The request | Rewrite the lines below, putting "audio-channel" wherever "voice-channel" appears and leaving everything else unchanged.

________

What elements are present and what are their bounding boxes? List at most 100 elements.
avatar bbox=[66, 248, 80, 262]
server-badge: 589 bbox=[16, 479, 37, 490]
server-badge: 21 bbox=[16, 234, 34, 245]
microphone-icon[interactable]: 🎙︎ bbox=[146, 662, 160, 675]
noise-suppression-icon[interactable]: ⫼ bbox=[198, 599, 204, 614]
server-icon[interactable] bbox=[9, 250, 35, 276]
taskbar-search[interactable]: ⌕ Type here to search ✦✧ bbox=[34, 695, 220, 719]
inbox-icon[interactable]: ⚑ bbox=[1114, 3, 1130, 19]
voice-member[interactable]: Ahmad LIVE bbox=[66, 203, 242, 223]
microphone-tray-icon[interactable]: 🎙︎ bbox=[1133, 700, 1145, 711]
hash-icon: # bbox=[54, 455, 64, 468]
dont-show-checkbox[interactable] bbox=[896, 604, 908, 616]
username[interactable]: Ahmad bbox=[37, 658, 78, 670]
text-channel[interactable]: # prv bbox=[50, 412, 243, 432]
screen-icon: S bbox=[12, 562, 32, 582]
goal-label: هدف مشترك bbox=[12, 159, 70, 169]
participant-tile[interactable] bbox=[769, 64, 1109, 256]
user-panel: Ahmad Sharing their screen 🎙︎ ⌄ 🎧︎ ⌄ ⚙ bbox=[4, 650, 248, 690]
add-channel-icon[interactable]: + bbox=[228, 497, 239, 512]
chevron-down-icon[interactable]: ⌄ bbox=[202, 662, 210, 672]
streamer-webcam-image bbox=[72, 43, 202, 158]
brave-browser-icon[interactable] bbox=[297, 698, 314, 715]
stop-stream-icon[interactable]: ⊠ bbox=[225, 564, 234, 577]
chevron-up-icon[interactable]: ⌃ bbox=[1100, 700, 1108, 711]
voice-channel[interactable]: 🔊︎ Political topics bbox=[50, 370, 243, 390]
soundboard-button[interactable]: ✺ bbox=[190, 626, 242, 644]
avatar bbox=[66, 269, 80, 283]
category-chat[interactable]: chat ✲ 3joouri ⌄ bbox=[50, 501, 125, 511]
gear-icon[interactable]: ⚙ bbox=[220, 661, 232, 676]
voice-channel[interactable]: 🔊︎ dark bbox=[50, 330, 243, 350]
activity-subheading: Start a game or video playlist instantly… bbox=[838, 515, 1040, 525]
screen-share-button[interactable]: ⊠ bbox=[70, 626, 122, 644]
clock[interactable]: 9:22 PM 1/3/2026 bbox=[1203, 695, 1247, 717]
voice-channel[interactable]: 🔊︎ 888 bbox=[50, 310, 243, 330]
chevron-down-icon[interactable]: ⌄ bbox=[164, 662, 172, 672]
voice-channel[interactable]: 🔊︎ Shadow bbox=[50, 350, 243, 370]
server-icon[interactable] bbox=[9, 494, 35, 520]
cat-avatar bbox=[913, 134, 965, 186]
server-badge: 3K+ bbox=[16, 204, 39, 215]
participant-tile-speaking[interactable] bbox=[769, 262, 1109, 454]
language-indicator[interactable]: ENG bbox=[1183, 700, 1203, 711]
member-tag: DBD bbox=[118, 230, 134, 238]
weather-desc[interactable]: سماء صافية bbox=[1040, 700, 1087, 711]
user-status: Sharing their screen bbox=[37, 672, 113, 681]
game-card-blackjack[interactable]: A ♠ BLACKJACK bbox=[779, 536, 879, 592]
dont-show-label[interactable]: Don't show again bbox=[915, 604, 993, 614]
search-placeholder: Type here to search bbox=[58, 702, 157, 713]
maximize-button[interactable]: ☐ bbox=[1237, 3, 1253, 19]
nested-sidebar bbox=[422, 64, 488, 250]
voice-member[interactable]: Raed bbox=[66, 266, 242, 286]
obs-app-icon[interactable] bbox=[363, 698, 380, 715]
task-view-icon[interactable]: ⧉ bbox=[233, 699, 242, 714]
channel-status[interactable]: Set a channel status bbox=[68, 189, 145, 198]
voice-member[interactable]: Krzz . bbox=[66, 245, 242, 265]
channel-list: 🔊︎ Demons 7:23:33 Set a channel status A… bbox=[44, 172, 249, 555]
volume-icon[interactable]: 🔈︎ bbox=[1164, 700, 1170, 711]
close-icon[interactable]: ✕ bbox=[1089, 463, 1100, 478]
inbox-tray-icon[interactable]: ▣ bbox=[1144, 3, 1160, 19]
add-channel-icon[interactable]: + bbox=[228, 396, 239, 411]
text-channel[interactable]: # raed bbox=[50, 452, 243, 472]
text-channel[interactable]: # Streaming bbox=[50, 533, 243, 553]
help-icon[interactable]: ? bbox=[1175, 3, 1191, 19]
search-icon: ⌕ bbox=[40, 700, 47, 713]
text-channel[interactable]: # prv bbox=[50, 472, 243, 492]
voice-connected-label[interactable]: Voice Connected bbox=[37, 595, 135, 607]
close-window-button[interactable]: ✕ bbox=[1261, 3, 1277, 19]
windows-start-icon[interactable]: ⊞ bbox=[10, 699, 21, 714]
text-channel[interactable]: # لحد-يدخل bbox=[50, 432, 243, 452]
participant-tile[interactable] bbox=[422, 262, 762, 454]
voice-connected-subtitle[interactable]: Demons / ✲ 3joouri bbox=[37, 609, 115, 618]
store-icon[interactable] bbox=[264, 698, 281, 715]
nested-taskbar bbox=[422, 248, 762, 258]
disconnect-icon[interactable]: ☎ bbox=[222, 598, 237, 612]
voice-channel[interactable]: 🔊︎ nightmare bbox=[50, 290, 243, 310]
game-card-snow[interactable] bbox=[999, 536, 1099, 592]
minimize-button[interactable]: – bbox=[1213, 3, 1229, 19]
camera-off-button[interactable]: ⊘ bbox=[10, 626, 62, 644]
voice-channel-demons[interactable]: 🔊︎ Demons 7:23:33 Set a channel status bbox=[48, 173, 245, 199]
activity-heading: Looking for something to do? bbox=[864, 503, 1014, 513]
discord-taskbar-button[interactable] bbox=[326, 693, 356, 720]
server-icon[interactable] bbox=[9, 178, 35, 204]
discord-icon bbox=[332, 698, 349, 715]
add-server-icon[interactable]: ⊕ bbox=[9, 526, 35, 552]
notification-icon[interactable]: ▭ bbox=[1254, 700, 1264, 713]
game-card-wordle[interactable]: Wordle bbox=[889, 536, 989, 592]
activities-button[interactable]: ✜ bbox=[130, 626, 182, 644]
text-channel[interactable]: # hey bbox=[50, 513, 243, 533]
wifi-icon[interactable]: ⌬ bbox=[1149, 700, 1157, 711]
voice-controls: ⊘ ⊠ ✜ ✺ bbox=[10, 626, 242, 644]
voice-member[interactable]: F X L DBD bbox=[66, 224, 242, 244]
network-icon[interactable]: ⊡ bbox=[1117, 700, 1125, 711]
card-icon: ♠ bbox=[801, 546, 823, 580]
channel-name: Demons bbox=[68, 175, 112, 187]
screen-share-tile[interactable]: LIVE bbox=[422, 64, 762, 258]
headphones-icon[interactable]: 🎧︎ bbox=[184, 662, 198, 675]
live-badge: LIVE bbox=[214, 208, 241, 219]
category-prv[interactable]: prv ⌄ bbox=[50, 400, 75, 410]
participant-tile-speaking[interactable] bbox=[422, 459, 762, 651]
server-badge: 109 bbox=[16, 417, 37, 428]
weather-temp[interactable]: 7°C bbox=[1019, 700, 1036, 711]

________

Exercise response |
What elements are present and what are their bounding boxes? List at most 100 elements.
avatar bbox=[66, 248, 80, 262]
server-badge: 589 bbox=[16, 479, 37, 490]
server-badge: 21 bbox=[16, 234, 34, 245]
microphone-icon[interactable]: 🎙︎ bbox=[146, 662, 160, 675]
noise-suppression-icon[interactable]: ⫼ bbox=[198, 599, 204, 614]
server-icon[interactable] bbox=[9, 250, 35, 276]
taskbar-search[interactable]: ⌕ Type here to search ✦✧ bbox=[34, 695, 220, 719]
inbox-icon[interactable]: ⚑ bbox=[1114, 3, 1130, 19]
voice-member[interactable]: Ahmad LIVE bbox=[66, 203, 242, 223]
microphone-tray-icon[interactable]: 🎙︎ bbox=[1133, 700, 1145, 711]
hash-icon: # bbox=[54, 455, 64, 468]
dont-show-checkbox[interactable] bbox=[896, 604, 908, 616]
username[interactable]: Ahmad bbox=[37, 658, 78, 670]
text-channel[interactable]: # prv bbox=[50, 412, 243, 432]
screen-icon: S bbox=[12, 562, 32, 582]
goal-label: هدف مشترك bbox=[12, 159, 70, 169]
participant-tile[interactable] bbox=[769, 64, 1109, 256]
user-panel: Ahmad Sharing their screen 🎙︎ ⌄ 🎧︎ ⌄ ⚙ bbox=[4, 650, 248, 690]
add-channel-icon[interactable]: + bbox=[228, 497, 239, 512]
chevron-down-icon[interactable]: ⌄ bbox=[202, 662, 210, 672]
streamer-webcam-image bbox=[72, 43, 202, 158]
brave-browser-icon[interactable] bbox=[297, 698, 314, 715]
stop-stream-icon[interactable]: ⊠ bbox=[225, 564, 234, 577]
chevron-up-icon[interactable]: ⌃ bbox=[1100, 700, 1108, 711]
audio-channel[interactable]: 🔊︎ Political topics bbox=[50, 370, 243, 390]
soundboard-button[interactable]: ✺ bbox=[190, 626, 242, 644]
avatar bbox=[66, 269, 80, 283]
category-chat[interactable]: chat ✲ 3joouri ⌄ bbox=[50, 501, 125, 511]
gear-icon[interactable]: ⚙ bbox=[220, 661, 232, 676]
audio-channel[interactable]: 🔊︎ dark bbox=[50, 330, 243, 350]
activity-subheading: Start a game or video playlist instantly… bbox=[838, 515, 1040, 525]
screen-share-button[interactable]: ⊠ bbox=[70, 626, 122, 644]
clock[interactable]: 9:22 PM 1/3/2026 bbox=[1203, 695, 1247, 717]
audio-channel[interactable]: 🔊︎ 888 bbox=[50, 310, 243, 330]
chevron-down-icon[interactable]: ⌄ bbox=[164, 662, 172, 672]
audio-channel[interactable]: 🔊︎ Shadow bbox=[50, 350, 243, 370]
server-icon[interactable] bbox=[9, 494, 35, 520]
cat-avatar bbox=[913, 134, 965, 186]
server-badge: 3K+ bbox=[16, 204, 39, 215]
participant-tile-speaking[interactable] bbox=[769, 262, 1109, 454]
language-indicator[interactable]: ENG bbox=[1183, 700, 1203, 711]
member-tag: DBD bbox=[118, 230, 134, 238]
weather-desc[interactable]: سماء صافية bbox=[1040, 700, 1087, 711]
user-status: Sharing their screen bbox=[37, 672, 113, 681]
game-card-blackjack[interactable]: A ♠ BLACKJACK bbox=[779, 536, 879, 592]
dont-show-label[interactable]: Don't show again bbox=[915, 604, 993, 614]
search-placeholder: Type here to search bbox=[58, 702, 157, 713]
maximize-button[interactable]: ☐ bbox=[1237, 3, 1253, 19]
nested-sidebar bbox=[422, 64, 488, 250]
voice-member[interactable]: Raed bbox=[66, 266, 242, 286]
obs-app-icon[interactable] bbox=[363, 698, 380, 715]
task-view-icon[interactable]: ⧉ bbox=[233, 699, 242, 714]
channel-status[interactable]: Set a channel status bbox=[68, 189, 145, 198]
voice-member[interactable]: Krzz . bbox=[66, 245, 242, 265]
channel-list: 🔊︎ Demons 7:23:33 Set a channel status A… bbox=[44, 172, 249, 555]
volume-icon[interactable]: 🔈︎ bbox=[1164, 700, 1170, 711]
close-icon[interactable]: ✕ bbox=[1089, 463, 1100, 478]
inbox-tray-icon[interactable]: ▣ bbox=[1144, 3, 1160, 19]
add-channel-icon[interactable]: + bbox=[228, 396, 239, 411]
text-channel[interactable]: # raed bbox=[50, 452, 243, 472]
text-channel[interactable]: # Streaming bbox=[50, 533, 243, 553]
help-icon[interactable]: ? bbox=[1175, 3, 1191, 19]
search-icon: ⌕ bbox=[40, 700, 47, 713]
text-channel[interactable]: # prv bbox=[50, 472, 243, 492]
voice-connected-label[interactable]: Voice Connected bbox=[37, 595, 135, 607]
close-window-button[interactable]: ✕ bbox=[1261, 3, 1277, 19]
windows-start-icon[interactable]: ⊞ bbox=[10, 699, 21, 714]
text-channel[interactable]: # لحد-يدخل bbox=[50, 432, 243, 452]
participant-tile[interactable] bbox=[422, 262, 762, 454]
voice-connected-subtitle[interactable]: Demons / ✲ 3joouri bbox=[37, 609, 115, 618]
store-icon[interactable] bbox=[264, 698, 281, 715]
nested-taskbar bbox=[422, 248, 762, 258]
disconnect-icon[interactable]: ☎ bbox=[222, 598, 237, 612]
audio-channel[interactable]: 🔊︎ nightmare bbox=[50, 290, 243, 310]
game-card-snow[interactable] bbox=[999, 536, 1099, 592]
minimize-button[interactable]: – bbox=[1213, 3, 1229, 19]
camera-off-button[interactable]: ⊘ bbox=[10, 626, 62, 644]
audio-channel-demons[interactable]: 🔊︎ Demons 7:23:33 Set a channel status bbox=[48, 173, 245, 199]
activity-heading: Looking for something to do? bbox=[864, 503, 1014, 513]
discord-taskbar-button[interactable] bbox=[326, 693, 356, 720]
server-icon[interactable] bbox=[9, 178, 35, 204]
discord-icon bbox=[332, 698, 349, 715]
add-server-icon[interactable]: ⊕ bbox=[9, 526, 35, 552]
notification-icon[interactable]: ▭ bbox=[1254, 700, 1264, 713]
game-card-wordle[interactable]: Wordle bbox=[889, 536, 989, 592]
activities-button[interactable]: ✜ bbox=[130, 626, 182, 644]
text-channel[interactable]: # hey bbox=[50, 513, 243, 533]
wifi-icon[interactable]: ⌬ bbox=[1149, 700, 1157, 711]
voice-controls: ⊘ ⊠ ✜ ✺ bbox=[10, 626, 242, 644]
voice-member[interactable]: F X L DBD bbox=[66, 224, 242, 244]
network-icon[interactable]: ⊡ bbox=[1117, 700, 1125, 711]
card-icon: ♠ bbox=[801, 546, 823, 580]
channel-name: Demons bbox=[68, 175, 112, 187]
screen-share-tile[interactable]: LIVE bbox=[422, 64, 762, 258]
headphones-icon[interactable]: 🎧︎ bbox=[184, 662, 198, 675]
live-badge: LIVE bbox=[214, 208, 241, 219]
category-prv[interactable]: prv ⌄ bbox=[50, 400, 75, 410]
participant-tile-speaking[interactable] bbox=[422, 459, 762, 651]
server-badge: 109 bbox=[16, 417, 37, 428]
weather-temp[interactable]: 7°C bbox=[1019, 700, 1036, 711]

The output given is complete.